▸ Problem requirements
Looking through the listing, how many of its lines hold the word "Studio"? Answer with only the number.

▸ Materials provided
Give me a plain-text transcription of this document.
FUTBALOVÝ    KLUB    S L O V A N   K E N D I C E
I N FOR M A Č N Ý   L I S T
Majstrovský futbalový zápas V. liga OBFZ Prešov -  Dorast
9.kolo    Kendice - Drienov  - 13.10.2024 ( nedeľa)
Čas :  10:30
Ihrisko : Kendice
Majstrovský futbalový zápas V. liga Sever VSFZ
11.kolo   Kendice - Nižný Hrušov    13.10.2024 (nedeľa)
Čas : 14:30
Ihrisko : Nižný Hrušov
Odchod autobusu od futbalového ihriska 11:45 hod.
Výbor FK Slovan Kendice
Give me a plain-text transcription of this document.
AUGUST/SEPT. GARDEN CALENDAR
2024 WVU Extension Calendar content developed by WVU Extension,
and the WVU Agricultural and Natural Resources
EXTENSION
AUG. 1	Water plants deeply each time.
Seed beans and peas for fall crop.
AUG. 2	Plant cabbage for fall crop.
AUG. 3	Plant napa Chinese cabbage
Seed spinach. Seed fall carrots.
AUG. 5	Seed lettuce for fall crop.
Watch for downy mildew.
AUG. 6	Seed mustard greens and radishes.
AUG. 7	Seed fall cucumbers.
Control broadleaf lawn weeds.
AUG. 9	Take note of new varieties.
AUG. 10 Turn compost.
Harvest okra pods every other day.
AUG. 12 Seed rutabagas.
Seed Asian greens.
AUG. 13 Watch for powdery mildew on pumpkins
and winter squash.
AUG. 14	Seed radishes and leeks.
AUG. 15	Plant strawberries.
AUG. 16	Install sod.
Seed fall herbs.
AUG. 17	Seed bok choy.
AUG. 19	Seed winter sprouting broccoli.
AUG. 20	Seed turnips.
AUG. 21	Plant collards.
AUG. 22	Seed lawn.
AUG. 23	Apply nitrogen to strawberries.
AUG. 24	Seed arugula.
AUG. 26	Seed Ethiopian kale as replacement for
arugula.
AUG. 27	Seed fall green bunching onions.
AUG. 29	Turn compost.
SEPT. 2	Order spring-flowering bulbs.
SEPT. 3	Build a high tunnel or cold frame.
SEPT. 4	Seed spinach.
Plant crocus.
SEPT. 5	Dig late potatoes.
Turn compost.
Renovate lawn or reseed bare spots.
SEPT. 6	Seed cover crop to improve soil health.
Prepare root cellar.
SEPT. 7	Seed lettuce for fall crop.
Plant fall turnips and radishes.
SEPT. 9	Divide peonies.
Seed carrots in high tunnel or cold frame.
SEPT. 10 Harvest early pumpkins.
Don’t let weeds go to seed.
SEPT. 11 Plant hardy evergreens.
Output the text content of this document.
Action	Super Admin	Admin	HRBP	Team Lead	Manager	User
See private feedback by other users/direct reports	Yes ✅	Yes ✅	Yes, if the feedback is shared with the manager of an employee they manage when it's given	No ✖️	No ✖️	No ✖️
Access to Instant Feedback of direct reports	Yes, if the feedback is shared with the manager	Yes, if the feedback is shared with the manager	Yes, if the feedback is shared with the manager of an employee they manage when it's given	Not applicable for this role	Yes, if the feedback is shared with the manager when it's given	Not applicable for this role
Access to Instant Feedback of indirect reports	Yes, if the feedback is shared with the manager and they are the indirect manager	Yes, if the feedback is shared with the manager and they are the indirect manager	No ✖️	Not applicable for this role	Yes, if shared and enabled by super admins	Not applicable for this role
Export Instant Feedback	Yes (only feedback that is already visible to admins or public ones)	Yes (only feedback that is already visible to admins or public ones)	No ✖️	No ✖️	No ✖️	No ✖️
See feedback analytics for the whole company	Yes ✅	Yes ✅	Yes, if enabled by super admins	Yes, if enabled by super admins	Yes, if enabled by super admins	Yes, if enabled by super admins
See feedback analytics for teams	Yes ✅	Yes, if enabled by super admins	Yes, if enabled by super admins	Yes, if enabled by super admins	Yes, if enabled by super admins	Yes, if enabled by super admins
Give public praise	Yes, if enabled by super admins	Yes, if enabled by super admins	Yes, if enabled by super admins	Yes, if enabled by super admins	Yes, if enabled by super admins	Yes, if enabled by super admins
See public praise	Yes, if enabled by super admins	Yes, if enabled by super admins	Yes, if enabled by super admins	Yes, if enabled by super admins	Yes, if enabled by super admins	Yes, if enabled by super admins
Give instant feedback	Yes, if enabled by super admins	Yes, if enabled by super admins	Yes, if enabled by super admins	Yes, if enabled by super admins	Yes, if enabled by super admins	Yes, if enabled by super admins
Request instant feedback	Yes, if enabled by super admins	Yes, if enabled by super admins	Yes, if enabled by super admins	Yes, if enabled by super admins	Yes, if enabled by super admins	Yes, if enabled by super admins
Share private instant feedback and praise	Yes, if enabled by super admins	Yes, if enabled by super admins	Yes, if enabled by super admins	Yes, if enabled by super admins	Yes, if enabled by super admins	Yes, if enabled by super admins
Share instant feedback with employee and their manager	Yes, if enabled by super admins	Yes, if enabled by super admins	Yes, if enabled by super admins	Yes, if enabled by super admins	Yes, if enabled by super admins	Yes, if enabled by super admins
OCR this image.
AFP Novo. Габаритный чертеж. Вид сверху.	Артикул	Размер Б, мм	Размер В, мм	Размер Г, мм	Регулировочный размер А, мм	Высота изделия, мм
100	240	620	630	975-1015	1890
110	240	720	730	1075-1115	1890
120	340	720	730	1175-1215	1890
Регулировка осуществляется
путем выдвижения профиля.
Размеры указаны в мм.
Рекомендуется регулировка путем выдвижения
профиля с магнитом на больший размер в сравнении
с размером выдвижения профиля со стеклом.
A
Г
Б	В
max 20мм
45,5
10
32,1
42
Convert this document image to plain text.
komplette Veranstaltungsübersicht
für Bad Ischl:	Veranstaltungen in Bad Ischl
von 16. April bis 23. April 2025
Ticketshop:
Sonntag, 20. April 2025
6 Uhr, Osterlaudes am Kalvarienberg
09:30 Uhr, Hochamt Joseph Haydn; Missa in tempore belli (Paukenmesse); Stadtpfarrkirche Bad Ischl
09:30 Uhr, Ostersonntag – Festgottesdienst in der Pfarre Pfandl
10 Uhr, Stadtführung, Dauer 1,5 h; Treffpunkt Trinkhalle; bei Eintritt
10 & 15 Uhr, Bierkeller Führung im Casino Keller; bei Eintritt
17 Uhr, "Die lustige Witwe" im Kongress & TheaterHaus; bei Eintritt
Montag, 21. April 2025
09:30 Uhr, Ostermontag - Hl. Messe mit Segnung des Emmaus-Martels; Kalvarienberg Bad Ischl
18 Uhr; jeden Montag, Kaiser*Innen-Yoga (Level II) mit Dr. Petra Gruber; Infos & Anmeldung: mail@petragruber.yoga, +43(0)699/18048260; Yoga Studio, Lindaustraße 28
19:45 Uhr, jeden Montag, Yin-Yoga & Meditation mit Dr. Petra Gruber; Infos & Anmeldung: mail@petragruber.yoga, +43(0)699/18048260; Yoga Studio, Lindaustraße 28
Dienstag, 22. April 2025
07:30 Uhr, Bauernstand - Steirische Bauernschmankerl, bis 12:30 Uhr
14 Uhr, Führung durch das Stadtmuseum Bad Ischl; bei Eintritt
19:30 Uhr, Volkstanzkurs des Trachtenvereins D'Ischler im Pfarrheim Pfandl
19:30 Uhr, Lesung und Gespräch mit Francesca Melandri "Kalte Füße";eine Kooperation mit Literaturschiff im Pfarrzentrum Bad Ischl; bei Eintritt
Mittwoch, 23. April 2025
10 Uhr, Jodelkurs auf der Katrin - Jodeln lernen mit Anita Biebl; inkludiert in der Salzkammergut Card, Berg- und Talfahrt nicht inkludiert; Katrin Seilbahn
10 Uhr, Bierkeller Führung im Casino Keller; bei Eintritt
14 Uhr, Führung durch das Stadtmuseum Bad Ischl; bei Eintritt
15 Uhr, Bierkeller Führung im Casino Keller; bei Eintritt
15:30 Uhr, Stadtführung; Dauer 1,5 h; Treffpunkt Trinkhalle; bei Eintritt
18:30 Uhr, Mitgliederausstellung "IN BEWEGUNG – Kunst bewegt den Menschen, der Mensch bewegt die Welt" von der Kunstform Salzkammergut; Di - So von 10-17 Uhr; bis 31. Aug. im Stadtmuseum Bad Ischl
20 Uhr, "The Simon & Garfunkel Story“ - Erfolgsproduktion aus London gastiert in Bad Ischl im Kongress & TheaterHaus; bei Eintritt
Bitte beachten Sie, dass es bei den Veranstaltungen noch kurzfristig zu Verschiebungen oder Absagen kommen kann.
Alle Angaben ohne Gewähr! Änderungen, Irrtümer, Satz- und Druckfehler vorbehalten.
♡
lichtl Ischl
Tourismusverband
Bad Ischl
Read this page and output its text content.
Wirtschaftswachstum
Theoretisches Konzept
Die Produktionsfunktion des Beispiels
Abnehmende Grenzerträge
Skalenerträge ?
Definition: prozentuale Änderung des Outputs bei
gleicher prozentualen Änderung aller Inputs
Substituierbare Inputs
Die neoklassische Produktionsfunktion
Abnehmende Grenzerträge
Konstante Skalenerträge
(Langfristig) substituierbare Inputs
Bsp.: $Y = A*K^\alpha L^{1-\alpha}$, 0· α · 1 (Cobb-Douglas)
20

▸ Exercise result
2